Please resume the essay on student consumerism in British universities, continuing from its last sentence.

→ **Text extract**
____________

November 25, 2011 4821

“Its a well known fact you are not respected by your work collogues and in general just a vile rude obnoxious person.”

A former colleague of mine now teaches an undergraduate research methods course in a large sociology department at a New University. A major problem in this department is student attendance. Living far away, having to hold down one or several jobs to fund their studies, and often experiencing a broad range of personal troubles, many students find it hard to come to class on a regular basis. While the department has a minimum attendance policy, it is ineffective and not consistently enforced. Hence, my colleague a few days ago circulated the following e-mail:

“Dear Research methods Students,

This email is to encourage you to attend lectures and seminars. I have noticed that the attendance has decreased dramatically from the first couple of weeks. If you do not attend you will not benefit from our support and will not do well. In both lectures and seminars we constantly provide students with help and advice on how to tackle research issues and how to do your assessments.

Yesterday, one of her students replied as follows:

“It would seem a rather better  thing to actually stop and think what it is about you, why student are no longer keen to attend your lectures rather then berating them and  insisting they will not do well .

Your not liked by students ,as you talk down to them and are considered rude, arrogant and belittling .You are also gaining the reputation of  having problems with Black female students and student who are  mothers, leading to the assumption by some people you are prejudice!!! Its a well known fact you are not respected by your work collogues and in general just a vile rude obnoxious person .

Academically you are by no means outstanding however, it is at the cost of having no social interaction skills.

Think about how you talk to people and let people sit where they want in lectures for god sake . they are the ones paying for it!!!!”

My former colleague is in fact well liked by her colleagues and managers, and she has an outstanding track record of successful teaching and research. Having worked with her myself, I have no doubt that she is not a racist and harbours no ill will towards student mothers. Rather, over the years, I have come to know her as somebody who makes an outstanding effort to accommodate the needs of each individual student.

It is not my aim here to give undue attention to a personal anecdote or to write the hagiography of the unappreciated lecturer. Rather, while I am hesitant to write in a spirit of unrelieved pessimism, the quoted e-mail does seem to capture in an outstanding manner the new spirit of academic life in the era of cuts, commercialisation and audit culture.

To begin with, the statement is noteworthy that it “would seem a rather better thing to actually stop and think what it is about you”. Here, we see in raw form the inversion of the teacher-student relationship that is increasingly characteristic of British higher education. The student seems to understand teaching as a service to be rendered as part of a good she has purchased and now wishes to consume – a degree, learning, classes, etc. are commodities that can be purchased, just as the student would purchase a hamburger at Burger King or a bottle of Tesco Value shampoo. The lecturer is meant to facilitate the exchange of value for money and be compliant, just as the student would expect the workers at Burger King to be quick, efficient, and courteous about producing a meal. Just as the student would expect Burger King not to question her intention of acquiring a meat patty in a bun, she also does not wish her lecturer to question the manner in which she is purchasing a degree: “let people sit where they want in lectures for god sake . they are the ones paying for it”. After all, nobody wants to be told where to sit in a cinema either, and attending classes and lectures is much the same thing!

____________

(Boxed element entries)
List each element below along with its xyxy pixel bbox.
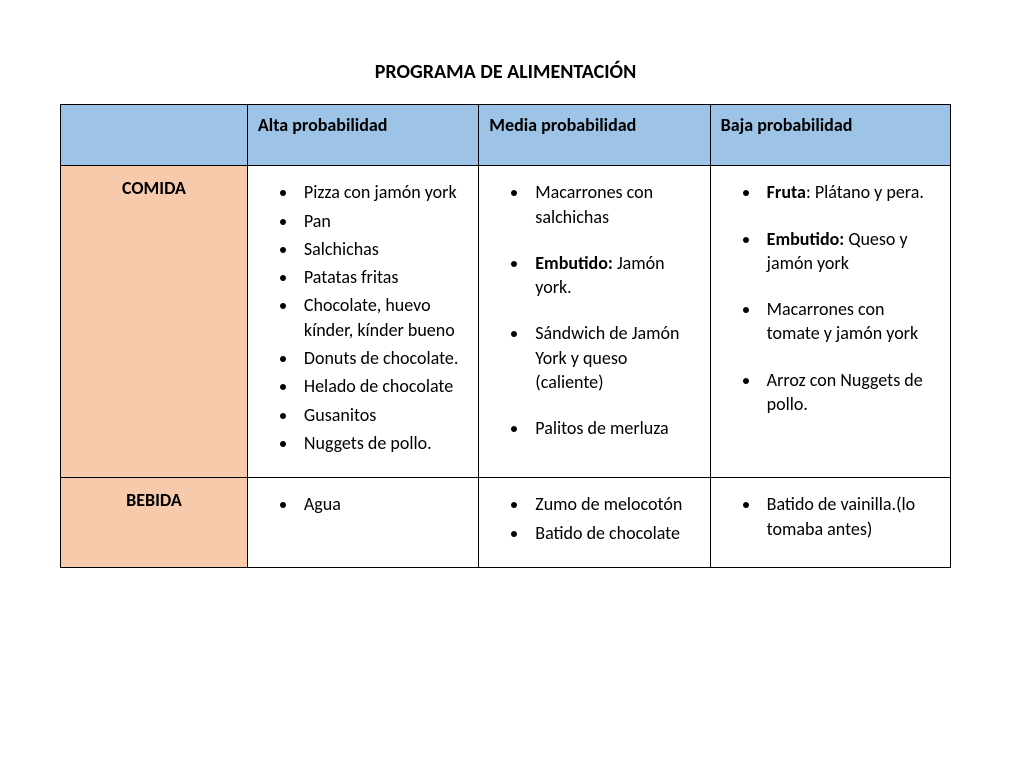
row-label-comida: COMIDA	[61, 166, 248, 478]
table-row: COMIDA Pizza con jamón york Pan Salchichas…	[61, 166, 951, 478]
list-comida-alta: Pizza con jamón york Pan Salchichas Patatas…	[262, 180, 464, 455]
list-item: Helado de chocolate	[298, 374, 464, 398]
list-item: Gusanitos	[298, 403, 464, 427]
cell-comida-media: Macarrones con salchichas Embutido: Jamón…	[479, 166, 710, 478]
list-item: Batido de vainilla.(lo tomaba antes)	[761, 492, 936, 541]
list-bebida-media: Zumo de melocotón Batido de chocolate	[493, 492, 695, 545]
table-row: BEBIDA Agua Zumo de melocotón Batido de c…	[61, 478, 951, 568]
list-item: Fruta: Plátano y pera.	[761, 180, 936, 204]
list-comida-baja: Fruta: Plátano y pera. Embutido: Queso y …	[725, 180, 936, 416]
cell-bebida-alta: Agua	[247, 478, 478, 568]
cell-comida-baja: Fruta: Plátano y pera. Embutido: Queso y …	[710, 166, 950, 478]
list-item: Nuggets de pollo.	[298, 431, 464, 455]
row-label-bebida: BEBIDA	[61, 478, 248, 568]
bold-label: Embutido:	[767, 228, 845, 250]
list-item: Sándwich de Jamón York y queso (caliente…	[529, 321, 695, 394]
list-bebida-alta: Agua	[262, 492, 464, 516]
list-item: Chocolate, huevo kínder, kínder bueno	[298, 293, 464, 342]
page-title: PROGRAMA DE ALIMENTACIÓN	[60, 60, 951, 84]
header-alta: Alta probabilidad	[247, 105, 478, 166]
list-item: Embutido: Queso y jamón york	[761, 227, 936, 276]
list-item: Embutido: Jamón york.	[529, 251, 695, 300]
list-bebida-baja: Batido de vainilla.(lo tomaba antes)	[725, 492, 936, 541]
header-corner	[61, 105, 248, 166]
list-item: Macarrones con salchichas	[529, 180, 695, 229]
list-item: Batido de chocolate	[529, 521, 695, 545]
bold-label: Embutido:	[535, 252, 613, 274]
bold-label: Fruta	[767, 181, 806, 203]
list-item: Patatas fritas	[298, 265, 464, 289]
list-item: Donuts de chocolate.	[298, 346, 464, 370]
page: PROGRAMA DE ALIMENTACIÓN Alta probabilid…	[0, 0, 1011, 608]
list-item: Palitos de merluza	[529, 416, 695, 440]
list-item: Pizza con jamón york	[298, 180, 464, 204]
cell-bebida-baja: Batido de vainilla.(lo tomaba antes)	[710, 478, 950, 568]
list-item: Salchichas	[298, 237, 464, 261]
list-item: Zumo de melocotón	[529, 492, 695, 516]
table-header-row: Alta probabilidad Media probabilidad Baj…	[61, 105, 951, 166]
list-item: Agua	[298, 492, 464, 516]
cell-comida-alta: Pizza con jamón york Pan Salchichas Patatas…	[247, 166, 478, 478]
list-item: Pan	[298, 209, 464, 233]
header-media: Media probabilidad	[479, 105, 710, 166]
header-baja: Baja probabilidad	[710, 105, 950, 166]
list-item: Arroz con Nuggets de pollo.	[761, 368, 936, 417]
list-item: Macarrones con tomate y jamón york	[761, 297, 936, 346]
cell-bebida-media: Zumo de melocotón Batido de chocolate	[479, 478, 710, 568]
list-comida-media: Macarrones con salchichas Embutido: Jamón…	[493, 180, 695, 440]
food-program-table: Alta probabilidad Media probabilidad Baj…	[60, 104, 951, 568]
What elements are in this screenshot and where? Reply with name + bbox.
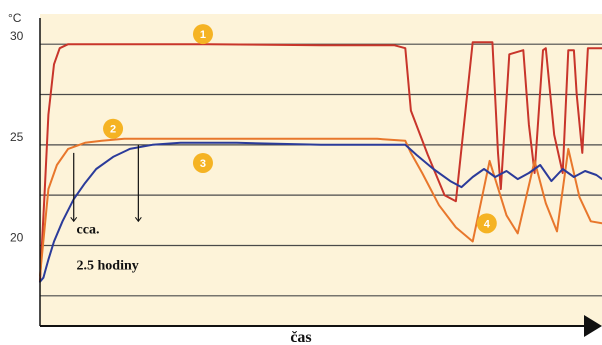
series-badge-2: 2 bbox=[103, 118, 124, 139]
badge-label: 2 bbox=[110, 124, 116, 136]
badge-circle bbox=[103, 118, 124, 139]
series-group bbox=[39, 41, 602, 283]
badge-label: 1 bbox=[200, 29, 206, 41]
y-tick-label: 25 bbox=[10, 130, 24, 144]
badge-circle bbox=[192, 152, 213, 173]
y-axis-label: °C bbox=[8, 11, 22, 25]
series-line-1 bbox=[39, 41, 602, 283]
plot-area bbox=[40, 14, 602, 326]
series-line-3 bbox=[39, 141, 602, 283]
duration-marker-tip bbox=[70, 217, 78, 223]
annotations: cca. 2.5 hodiny bbox=[77, 222, 139, 273]
series-badge-1: 1 bbox=[192, 24, 213, 45]
y-tick-label: 30 bbox=[10, 29, 24, 43]
series-line-2 bbox=[39, 137, 602, 277]
badge-circle bbox=[192, 24, 213, 45]
duration-markers bbox=[70, 144, 142, 223]
badge-label: 3 bbox=[200, 158, 206, 170]
x-axis-label: čas bbox=[290, 329, 311, 345]
duration-marker-tip bbox=[134, 217, 142, 223]
annotation-1: cca. bbox=[77, 222, 100, 237]
y-tick-labels: 20 25 30 bbox=[10, 29, 24, 244]
annotation-2: 2.5 hodiny bbox=[77, 259, 139, 274]
series-badge-3: 3 bbox=[192, 152, 213, 173]
series-badges: 1 2 3 4 bbox=[103, 24, 497, 234]
y-tick-label: 20 bbox=[10, 230, 24, 244]
badge-label: 4 bbox=[484, 218, 491, 230]
series-badge-4: 4 bbox=[476, 213, 497, 234]
badge-circle bbox=[476, 213, 497, 234]
x-axis-arrow-icon bbox=[584, 315, 602, 337]
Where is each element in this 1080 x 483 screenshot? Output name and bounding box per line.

____________

→ **Written answer**
Of course, most universities do not (yet?) quite conform to this polemical overstatement of my case. Hence, the student requires further justification for her complaint: “You are also gaining the reputation of  having problems with Black female students and student who are  mothers, leading to the assumption by some people you are prejudice!!! Its a well known fact you are not respected by your work collogues and in general just a vile rude obnoxious person .” – and so forth. As my colleague has in fact an excellent reputation in her department, these accusations will have little practical impact and are unlikely to be taken seriously. However, such a mindset and demeanor on the part of students is liable to have a severe emotional impact on my colleague and other academics who experience similar incidents. Such occurrences may cause considerable distress, which, in turn, may prevent academics from working to their best standard, particularly in cases of insufficient support by managers and protection from such bullying.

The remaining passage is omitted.